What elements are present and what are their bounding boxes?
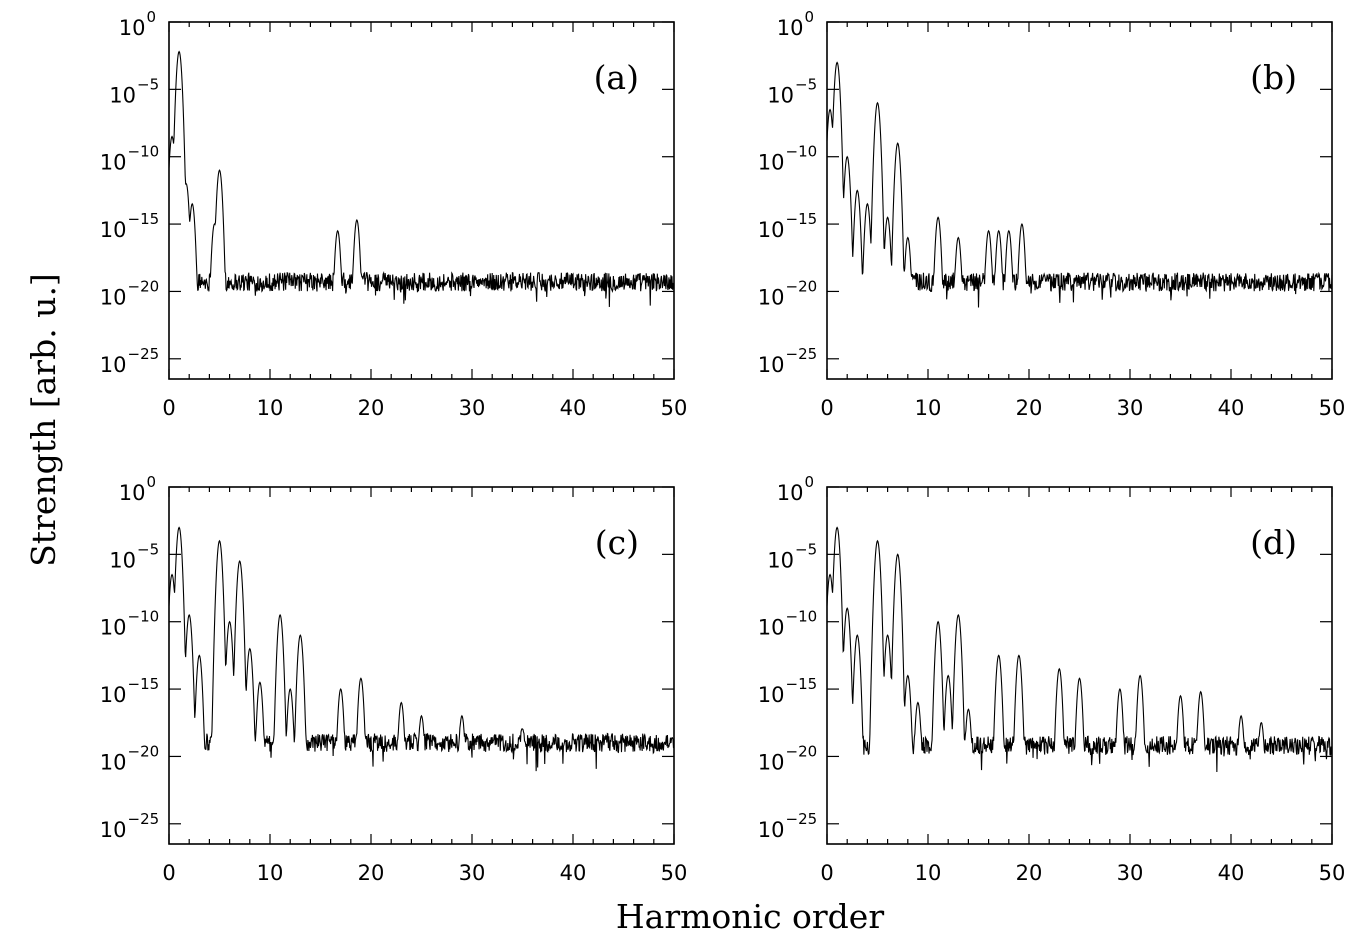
plot-frame xyxy=(168,21,675,380)
y-tick-label-exponent: −20 xyxy=(128,277,160,295)
y-tick-label-base: 10 xyxy=(100,353,127,377)
x-tick-label: 30 xyxy=(1117,861,1144,885)
y-tick-label-base: 10 xyxy=(758,353,785,377)
y-tick-label-base: 10 xyxy=(100,616,127,640)
y-tick-label-exponent: −10 xyxy=(786,143,818,161)
y-tick-label-exponent: 0 xyxy=(147,473,157,491)
y-tick-label-exponent: 0 xyxy=(805,473,815,491)
y-tick-label-base: 10 xyxy=(119,16,146,40)
y-tick-label-exponent: −10 xyxy=(128,143,160,161)
x-tick-label: 40 xyxy=(1218,396,1245,420)
y-tick-label-exponent: −10 xyxy=(128,608,160,626)
plot-frame xyxy=(826,486,1333,845)
x-tick-label: 20 xyxy=(1016,861,1043,885)
y-tick-label-exponent: −15 xyxy=(128,210,160,228)
x-tick-label: 50 xyxy=(661,861,688,885)
panel-label: (a) xyxy=(594,58,639,97)
x-tick-label: 0 xyxy=(820,396,833,420)
y-tick-label-base: 10 xyxy=(758,285,785,309)
y-tick-label-base: 10 xyxy=(767,548,794,572)
plot-frame xyxy=(826,21,1333,380)
y-tick-label-base: 10 xyxy=(109,83,136,107)
y-tick-label-base: 10 xyxy=(777,16,804,40)
y-tick-label-exponent: −25 xyxy=(786,345,818,363)
y-tick-label-base: 10 xyxy=(109,548,136,572)
y-tick-label-exponent: −15 xyxy=(786,210,818,228)
y-tick-label-exponent: 0 xyxy=(147,8,157,26)
x-tick-label: 40 xyxy=(1218,861,1245,885)
y-tick-label-base: 10 xyxy=(100,151,127,175)
y-tick-label-exponent: −20 xyxy=(786,277,818,295)
y-tick-label-base: 10 xyxy=(758,616,785,640)
x-tick-label: 40 xyxy=(560,396,587,420)
x-tick-label: 30 xyxy=(459,396,486,420)
panel-label: (b) xyxy=(1250,58,1297,97)
x-tick-label: 50 xyxy=(1319,861,1346,885)
y-tick-label-base: 10 xyxy=(758,151,785,175)
x-tick-label: 0 xyxy=(162,861,175,885)
y-tick-label-exponent: −25 xyxy=(128,810,160,828)
y-tick-label-base: 10 xyxy=(767,83,794,107)
x-tick-label: 20 xyxy=(358,396,385,420)
x-tick-label: 50 xyxy=(661,396,688,420)
x-axis-title: Harmonic order xyxy=(616,897,884,936)
y-tick-label-exponent: −15 xyxy=(128,675,160,693)
y-tick-label-base: 10 xyxy=(758,218,785,242)
plot-frame xyxy=(168,486,675,845)
x-tick-label: 0 xyxy=(162,396,175,420)
y-tick-label-base: 10 xyxy=(758,683,785,707)
y-tick-label-exponent: −5 xyxy=(137,75,159,93)
y-tick-label-base: 10 xyxy=(100,750,127,774)
panel-label: (d) xyxy=(1250,523,1297,562)
x-tick-label: 20 xyxy=(1016,396,1043,420)
y-tick-label-exponent: −20 xyxy=(786,742,818,760)
y-tick-label-base: 10 xyxy=(758,750,785,774)
y-axis-title: Strength [arb. u.] xyxy=(24,273,63,567)
x-tick-label: 10 xyxy=(257,861,284,885)
x-tick-label: 10 xyxy=(915,396,942,420)
y-tick-label-base: 10 xyxy=(758,818,785,842)
spectrum-line xyxy=(168,50,675,307)
x-tick-label: 10 xyxy=(257,396,284,420)
spectrum-line xyxy=(826,61,1333,308)
y-tick-label-exponent: −25 xyxy=(128,345,160,363)
y-tick-label-exponent: −5 xyxy=(137,540,159,558)
y-tick-label-exponent: −5 xyxy=(795,540,817,558)
y-tick-label-exponent: −15 xyxy=(786,675,818,693)
y-tick-label-base: 10 xyxy=(100,218,127,242)
y-tick-label-base: 10 xyxy=(119,481,146,505)
y-tick-label-exponent: −10 xyxy=(786,608,818,626)
y-tick-label-exponent: −20 xyxy=(128,742,160,760)
x-tick-label: 30 xyxy=(1117,396,1144,420)
x-tick-label: 20 xyxy=(358,861,385,885)
x-tick-label: 30 xyxy=(459,861,486,885)
y-tick-label-base: 10 xyxy=(100,683,127,707)
y-tick-label-base: 10 xyxy=(100,285,127,309)
x-tick-label: 40 xyxy=(560,861,587,885)
y-tick-label-base: 10 xyxy=(100,818,127,842)
spectrum-line xyxy=(168,526,675,772)
x-tick-label: 0 xyxy=(820,861,833,885)
x-tick-label: 10 xyxy=(915,861,942,885)
y-tick-label-base: 10 xyxy=(777,481,804,505)
panel-label: (c) xyxy=(595,523,639,562)
y-tick-label-exponent: −5 xyxy=(795,75,817,93)
x-tick-label: 50 xyxy=(1319,396,1346,420)
spectrum-line xyxy=(826,526,1333,773)
y-tick-label-exponent: 0 xyxy=(805,8,815,26)
y-tick-label-exponent: −25 xyxy=(786,810,818,828)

| THE TASK |
Please copy the lines above exactly, from the line with "plot-frame xyxy=(168,21,675,380)" to the line with "x-axis-title: Harmonic order", including both.

| WRITTEN REPLY |
plot-frame xyxy=(168,21,675,380)
y-tick-label-exponent: −20 xyxy=(128,277,160,295)
y-tick-label-base: 10 xyxy=(100,353,127,377)
x-tick-label: 30 xyxy=(1117,861,1144,885)
y-tick-label-base: 10 xyxy=(758,353,785,377)
y-tick-label-base: 10 xyxy=(100,616,127,640)
y-tick-label-exponent: −10 xyxy=(786,143,818,161)
y-tick-label-exponent: 0 xyxy=(147,473,157,491)
y-tick-label-exponent: 0 xyxy=(805,473,815,491)
y-tick-label-base: 10 xyxy=(119,16,146,40)
y-tick-label-exponent: −10 xyxy=(128,143,160,161)
x-tick-label: 40 xyxy=(1218,396,1245,420)
y-tick-label-exponent: −10 xyxy=(128,608,160,626)
plot-frame xyxy=(826,486,1333,845)
x-tick-label: 20 xyxy=(1016,861,1043,885)
y-tick-label-exponent: −15 xyxy=(128,210,160,228)
x-tick-label: 50 xyxy=(661,861,688,885)
panel-label: (a) xyxy=(594,58,639,97)
x-tick-label: 0 xyxy=(820,396,833,420)
y-tick-label-base: 10 xyxy=(758,285,785,309)
y-tick-label-base: 10 xyxy=(767,548,794,572)
plot-frame xyxy=(826,21,1333,380)
y-tick-label-base: 10 xyxy=(109,83,136,107)
y-tick-label-base: 10 xyxy=(777,16,804,40)
y-tick-label-exponent: −25 xyxy=(786,345,818,363)
y-tick-label-base: 10 xyxy=(109,548,136,572)
y-tick-label-exponent: −15 xyxy=(786,210,818,228)
y-tick-label-exponent: 0 xyxy=(147,8,157,26)
x-tick-label: 40 xyxy=(1218,861,1245,885)
y-tick-label-base: 10 xyxy=(100,151,127,175)
y-tick-label-exponent: −20 xyxy=(786,277,818,295)
y-tick-label-base: 10 xyxy=(758,616,785,640)
x-tick-label: 40 xyxy=(560,396,587,420)
x-tick-label: 30 xyxy=(459,396,486,420)
panel-label: (b) xyxy=(1250,58,1297,97)
x-tick-label: 50 xyxy=(1319,861,1346,885)
y-tick-label-base: 10 xyxy=(758,151,785,175)
x-tick-label: 0 xyxy=(162,861,175,885)
y-tick-label-exponent: −25 xyxy=(128,810,160,828)
y-tick-label-base: 10 xyxy=(767,83,794,107)
x-tick-label: 20 xyxy=(358,396,385,420)
x-tick-label: 50 xyxy=(661,396,688,420)
x-axis-title: Harmonic order xyxy=(616,897,884,936)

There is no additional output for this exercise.